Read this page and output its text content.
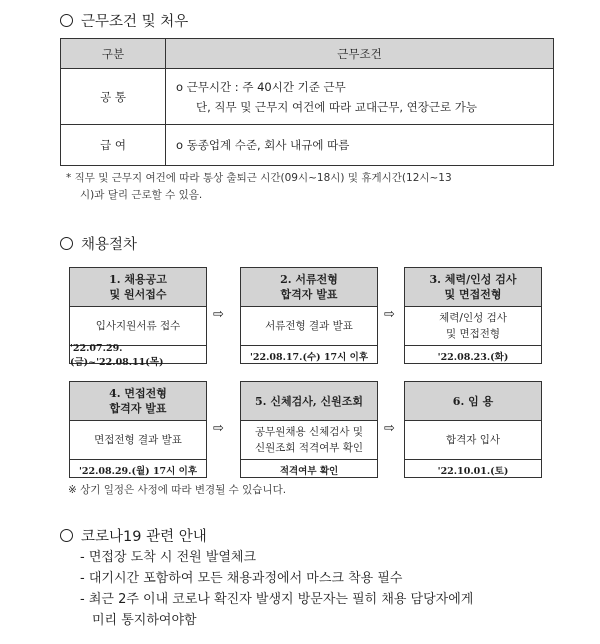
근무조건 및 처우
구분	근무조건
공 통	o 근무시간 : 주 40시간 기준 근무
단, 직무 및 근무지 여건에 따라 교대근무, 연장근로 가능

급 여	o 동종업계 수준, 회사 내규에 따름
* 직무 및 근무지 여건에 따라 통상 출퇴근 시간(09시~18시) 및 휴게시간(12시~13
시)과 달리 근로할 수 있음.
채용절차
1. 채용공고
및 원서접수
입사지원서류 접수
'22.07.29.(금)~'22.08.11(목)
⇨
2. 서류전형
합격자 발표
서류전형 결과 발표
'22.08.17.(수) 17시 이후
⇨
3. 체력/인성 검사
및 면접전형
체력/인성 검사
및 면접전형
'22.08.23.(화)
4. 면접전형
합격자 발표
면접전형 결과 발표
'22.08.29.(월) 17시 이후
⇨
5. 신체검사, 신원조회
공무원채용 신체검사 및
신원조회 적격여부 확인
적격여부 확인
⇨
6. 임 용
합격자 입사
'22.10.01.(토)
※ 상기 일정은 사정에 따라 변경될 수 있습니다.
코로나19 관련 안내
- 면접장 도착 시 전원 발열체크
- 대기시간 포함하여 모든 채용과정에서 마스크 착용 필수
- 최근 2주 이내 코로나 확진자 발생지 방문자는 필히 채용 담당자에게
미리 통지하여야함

^^^^^^^^

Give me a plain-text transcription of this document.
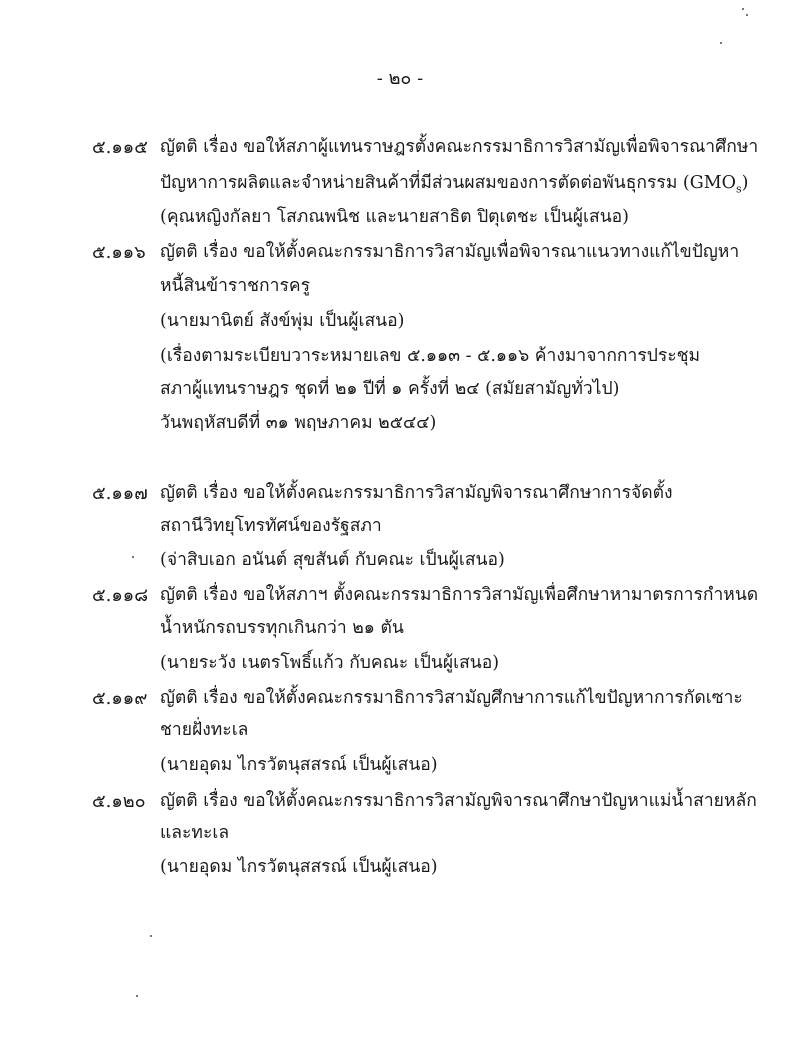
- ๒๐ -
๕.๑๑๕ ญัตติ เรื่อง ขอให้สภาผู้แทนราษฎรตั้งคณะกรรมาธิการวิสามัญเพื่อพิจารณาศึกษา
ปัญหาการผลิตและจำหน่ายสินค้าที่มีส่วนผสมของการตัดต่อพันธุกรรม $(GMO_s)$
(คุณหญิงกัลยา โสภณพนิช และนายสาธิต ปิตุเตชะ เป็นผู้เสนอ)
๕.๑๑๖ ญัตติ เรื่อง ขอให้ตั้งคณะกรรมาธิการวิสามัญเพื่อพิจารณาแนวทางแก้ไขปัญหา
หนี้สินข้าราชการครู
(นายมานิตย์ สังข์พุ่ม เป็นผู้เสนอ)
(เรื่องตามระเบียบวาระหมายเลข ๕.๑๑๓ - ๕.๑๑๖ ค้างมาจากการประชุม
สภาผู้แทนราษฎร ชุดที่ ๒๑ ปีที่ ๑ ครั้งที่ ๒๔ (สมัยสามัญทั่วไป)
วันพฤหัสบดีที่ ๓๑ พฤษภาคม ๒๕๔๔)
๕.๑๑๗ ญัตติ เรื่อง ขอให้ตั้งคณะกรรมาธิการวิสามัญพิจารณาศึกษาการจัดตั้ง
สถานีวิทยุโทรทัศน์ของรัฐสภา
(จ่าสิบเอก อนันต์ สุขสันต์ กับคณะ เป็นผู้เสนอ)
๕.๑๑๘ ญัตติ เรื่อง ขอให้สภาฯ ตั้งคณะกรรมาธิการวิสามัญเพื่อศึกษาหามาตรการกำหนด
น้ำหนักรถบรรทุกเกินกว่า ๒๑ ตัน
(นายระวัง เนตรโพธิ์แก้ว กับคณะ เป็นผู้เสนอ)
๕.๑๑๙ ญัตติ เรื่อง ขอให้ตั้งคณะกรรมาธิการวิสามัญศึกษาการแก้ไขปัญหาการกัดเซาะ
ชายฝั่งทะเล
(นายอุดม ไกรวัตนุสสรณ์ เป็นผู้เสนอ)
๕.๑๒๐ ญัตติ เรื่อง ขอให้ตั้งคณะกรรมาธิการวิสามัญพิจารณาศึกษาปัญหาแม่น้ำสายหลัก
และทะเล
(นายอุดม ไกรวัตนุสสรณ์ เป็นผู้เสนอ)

^^^^^^^^

**GOAL**
Go through the listing above and list every line that has the word "งคณะกรรมาธ".

**SOLUTION TO THIS TASK**
๕.๑๑๕ ญัตติ เรื่อง ขอให้สภาผู้แทนราษฎรตั้งคณะกรรมาธิการวิสามัญเพื่อพิจารณาศึกษา
๕.๑๑๖ ญัตติ เรื่อง ขอให้ตั้งคณะกรรมาธิการวิสามัญเพื่อพิจารณาแนวทางแก้ไขปัญหา
๕.๑๑๗ ญัตติ เรื่อง ขอให้ตั้งคณะกรรมาธิการวิสามัญพิจารณาศึกษาการจัดตั้ง
๕.๑๑๘ ญัตติ เรื่อง ขอให้สภาฯ ตั้งคณะกรรมาธิการวิสามัญเพื่อศึกษาหามาตรการกำหนด
๕.๑๑๙ ญัตติ เรื่อง ขอให้ตั้งคณะกรรมาธิการวิสามัญศึกษาการแก้ไขปัญหาการกัดเซาะ
๕.๑๒๐ ญัตติ เรื่อง ขอให้ตั้งคณะกรรมาธิการวิสามัญพิจารณาศึกษาปัญหาแม่น้ำสายหลัก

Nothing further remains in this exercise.